◆ Challenge: Of the lines in the entries, how many hold the word "public"? Give that number alone.

____

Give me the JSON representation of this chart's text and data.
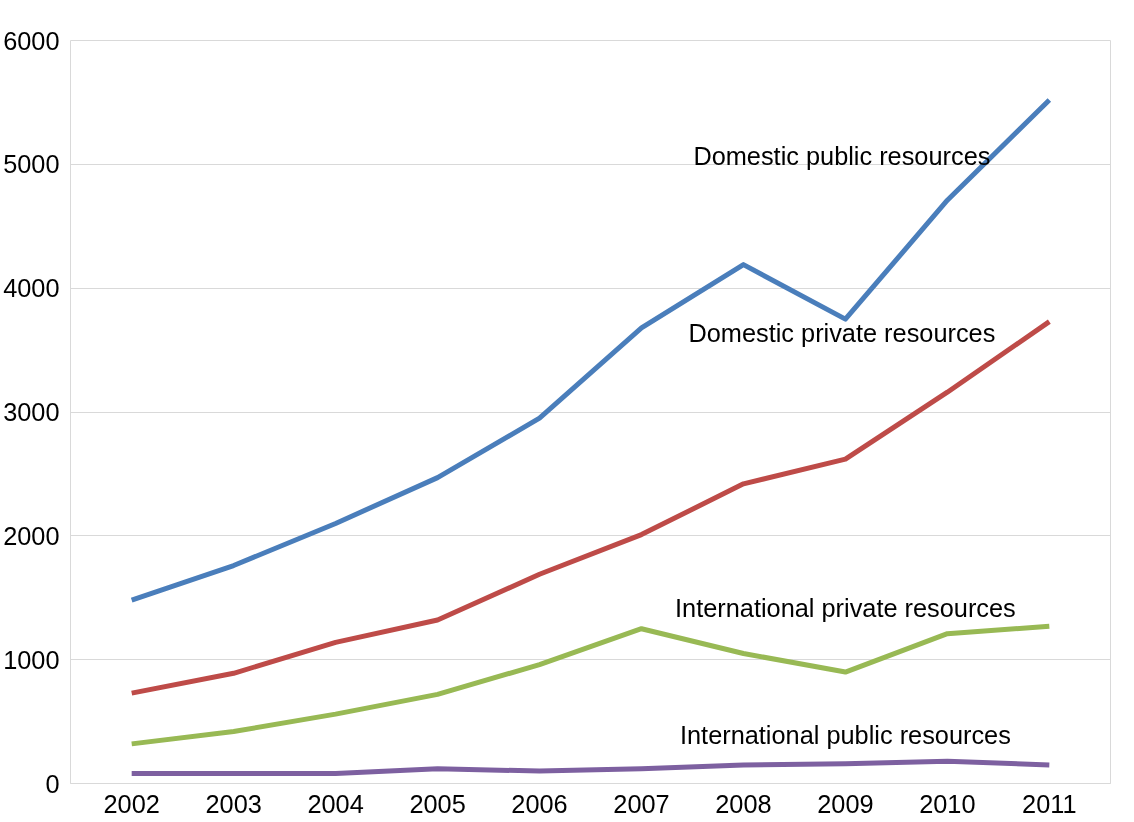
{
  "chart_data": {
    "type": "line",
    "categories": [
      "2002",
      "2003",
      "2004",
      "2005",
      "2006",
      "2007",
      "2008",
      "2009",
      "2010",
      "2011"
    ],
    "series": [
      {
        "name": "Domestic  public resources",
        "color": "#4a7ebb",
        "values": [
          1480,
          1760,
          2100,
          2470,
          2950,
          3680,
          4190,
          3750,
          4710,
          5520
        ]
      },
      {
        "name": "Domestic  private resources",
        "color": "#be4b48",
        "values": [
          730,
          890,
          1140,
          1320,
          1690,
          2010,
          2420,
          2620,
          3160,
          3730
        ]
      },
      {
        "name": "International private resources",
        "color": "#98b954",
        "values": [
          320,
          420,
          560,
          720,
          960,
          1250,
          1050,
          900,
          1210,
          1270
        ]
      },
      {
        "name": "International public resources",
        "color": "#7d60a0",
        "values": [
          80,
          80,
          80,
          120,
          100,
          120,
          150,
          160,
          180,
          150
        ]
      }
    ],
    "ylim": [
      0,
      6000
    ],
    "yticks": [
      0,
      1000,
      2000,
      3000,
      4000,
      5000,
      6000
    ],
    "grid": "y",
    "legend": false,
    "marker": "none",
    "line_style": "solid"
  }
}
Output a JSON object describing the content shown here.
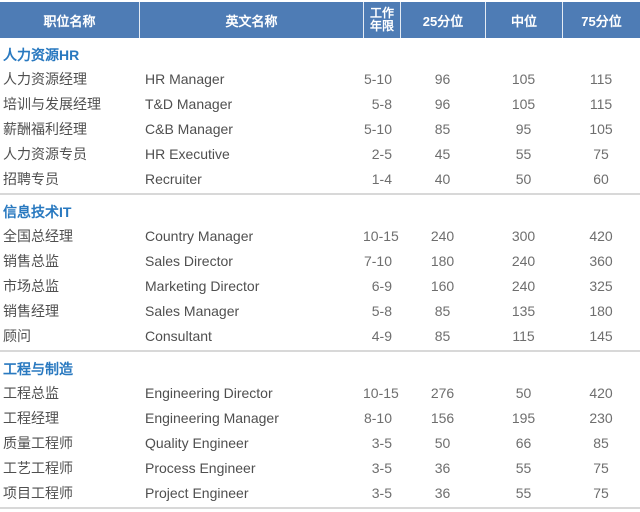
{
  "colors": {
    "header_bg": "#4e7cb5",
    "header_text": "#ffffff",
    "section_title_text": "#2979c0",
    "body_text": "#4f4f4f",
    "numeric_text": "#6e6e6e",
    "divider": "#d8d8d8"
  },
  "table": {
    "header": {
      "col_position": "职位名称",
      "col_english": "英文名称",
      "col_years_line1": "工作",
      "col_years_line2": "年限",
      "col_p25": "25分位",
      "col_median": "中位",
      "col_p75": "75分位"
    },
    "sections": [
      {
        "title": "人力资源HR",
        "rows": [
          {
            "position": "人力资源经理",
            "english": "HR Manager",
            "years": "5-10",
            "p25": "96",
            "median": "105",
            "p75": "115"
          },
          {
            "position": "培训与发展经理",
            "english": "T&D Manager",
            "years": "5-8",
            "p25": "96",
            "median": "105",
            "p75": "115"
          },
          {
            "position": "薪酬福利经理",
            "english": "C&B Manager",
            "years": "5-10",
            "p25": "85",
            "median": "95",
            "p75": "105"
          },
          {
            "position": "人力资源专员",
            "english": "HR Executive",
            "years": "2-5",
            "p25": "45",
            "median": "55",
            "p75": "75"
          },
          {
            "position": "招聘专员",
            "english": "Recruiter",
            "years": "1-4",
            "p25": "40",
            "median": "50",
            "p75": "60"
          }
        ]
      },
      {
        "title": "信息技术IT",
        "rows": [
          {
            "position": "全国总经理",
            "english": "Country Manager",
            "years": "10-15",
            "p25": "240",
            "median": "300",
            "p75": "420"
          },
          {
            "position": "销售总监",
            "english": "Sales Director",
            "years": "7-10",
            "p25": "180",
            "median": "240",
            "p75": "360"
          },
          {
            "position": "市场总监",
            "english": "Marketing Director",
            "years": "6-9",
            "p25": "160",
            "median": "240",
            "p75": "325"
          },
          {
            "position": "销售经理",
            "english": "Sales Manager",
            "years": "5-8",
            "p25": "85",
            "median": "135",
            "p75": "180"
          },
          {
            "position": "顾问",
            "english": "Consultant",
            "years": "4-9",
            "p25": "85",
            "median": "115",
            "p75": "145"
          }
        ]
      },
      {
        "title": "工程与制造",
        "rows": [
          {
            "position": "工程总监",
            "english": "Engineering Director",
            "years": "10-15",
            "p25": "276",
            "median": "50",
            "p75": "420"
          },
          {
            "position": "工程经理",
            "english": "Engineering Manager",
            "years": "8-10",
            "p25": "156",
            "median": "195",
            "p75": "230"
          },
          {
            "position": "质量工程师",
            "english": "Quality Engineer",
            "years": "3-5",
            "p25": "50",
            "median": "66",
            "p75": "85"
          },
          {
            "position": "工艺工程师",
            "english": "Process Engineer",
            "years": "3-5",
            "p25": "36",
            "median": "55",
            "p75": "75"
          },
          {
            "position": "项目工程师",
            "english": "Project Engineer",
            "years": "3-5",
            "p25": "36",
            "median": "55",
            "p75": "75"
          }
        ]
      }
    ]
  }
}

____

◆ Task answer: 2